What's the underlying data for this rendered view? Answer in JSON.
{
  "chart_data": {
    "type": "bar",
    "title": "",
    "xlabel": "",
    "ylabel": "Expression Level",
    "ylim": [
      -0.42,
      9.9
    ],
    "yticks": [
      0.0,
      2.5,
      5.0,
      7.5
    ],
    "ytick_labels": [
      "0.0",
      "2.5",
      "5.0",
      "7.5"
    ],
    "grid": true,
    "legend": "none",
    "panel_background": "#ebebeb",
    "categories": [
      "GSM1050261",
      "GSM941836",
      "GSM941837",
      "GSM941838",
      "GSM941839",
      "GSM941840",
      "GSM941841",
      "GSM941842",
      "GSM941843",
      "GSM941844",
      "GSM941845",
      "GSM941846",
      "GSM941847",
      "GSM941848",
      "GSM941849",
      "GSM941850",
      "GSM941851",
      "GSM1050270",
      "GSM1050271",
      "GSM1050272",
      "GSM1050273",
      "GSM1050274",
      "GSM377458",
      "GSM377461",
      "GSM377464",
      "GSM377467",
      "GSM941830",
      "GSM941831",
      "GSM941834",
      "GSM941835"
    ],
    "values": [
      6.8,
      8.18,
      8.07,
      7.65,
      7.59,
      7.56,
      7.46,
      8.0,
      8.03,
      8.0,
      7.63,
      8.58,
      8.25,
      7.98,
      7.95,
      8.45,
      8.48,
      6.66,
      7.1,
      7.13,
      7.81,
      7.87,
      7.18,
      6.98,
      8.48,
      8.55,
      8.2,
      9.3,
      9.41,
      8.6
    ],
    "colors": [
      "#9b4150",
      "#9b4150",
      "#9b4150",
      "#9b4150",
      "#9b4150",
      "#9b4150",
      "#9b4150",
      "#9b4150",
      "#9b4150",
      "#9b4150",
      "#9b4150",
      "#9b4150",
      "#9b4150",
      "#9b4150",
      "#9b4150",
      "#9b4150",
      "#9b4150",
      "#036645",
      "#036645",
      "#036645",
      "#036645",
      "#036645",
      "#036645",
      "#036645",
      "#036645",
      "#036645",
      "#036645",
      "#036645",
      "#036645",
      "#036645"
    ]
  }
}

* * * *

■ **SET PROBLEM**: Write out the full listing exactly as given.

■ **REPLY TO THE EXERCISE**:
What's the underlying data for this rendered view? Answer in JSON.
{
  "chart_data": {
    "type": "bar",
    "title": "",
    "xlabel": "",
    "ylabel": "Expression Level",
    "ylim": [
      -0.42,
      9.9
    ],
    "yticks": [
      0.0,
      2.5,
      5.0,
      7.5
    ],
    "ytick_labels": [
      "0.0",
      "2.5",
      "5.0",
      "7.5"
    ],
    "grid": true,
    "legend": "none",
    "panel_background": "#ebebeb",
    "categories": [
      "GSM1050261",
      "GSM941836",
      "GSM941837",
      "GSM941838",
      "GSM941839",
      "GSM941840",
      "GSM941841",
      "GSM941842",
      "GSM941843",
      "GSM941844",
      "GSM941845",
      "GSM941846",
      "GSM941847",
      "GSM941848",
      "GSM941849",
      "GSM941850",
      "GSM941851",
      "GSM1050270",
      "GSM1050271",
      "GSM1050272",
      "GSM1050273",
      "GSM1050274",
      "GSM377458",
      "GSM377461",
      "GSM377464",
      "GSM377467",
      "GSM941830",
      "GSM941831",
      "GSM941834",
      "GSM941835"
    ],
    "values": [
      6.8,
      8.18,
      8.07,
      7.65,
      7.59,
      7.56,
      7.46,
      8.0,
      8.03,
      8.0,
      7.63,
      8.58,
      8.25,
      7.98,
      7.95,
      8.45,
      8.48,
      6.66,
      7.1,
      7.13,
      7.81,
      7.87,
      7.18,
      6.98,
      8.48,
      8.55,
      8.2,
      9.3,
      9.41,
      8.6
    ],
    "colors": [
      "#9b4150",
      "#9b4150",
      "#9b4150",
      "#9b4150",
      "#9b4150",
      "#9b4150",
      "#9b4150",
      "#9b4150",
      "#9b4150",
      "#9b4150",
      "#9b4150",
      "#9b4150",
      "#9b4150",
      "#9b4150",
      "#9b4150",
      "#9b4150",
      "#9b4150",
      "#036645",
      "#036645",
      "#036645",
      "#036645",
      "#036645",
      "#036645",
      "#036645",
      "#036645",
      "#036645",
      "#036645",
      "#036645",
      "#036645",
      "#036645"
    ]
  }
}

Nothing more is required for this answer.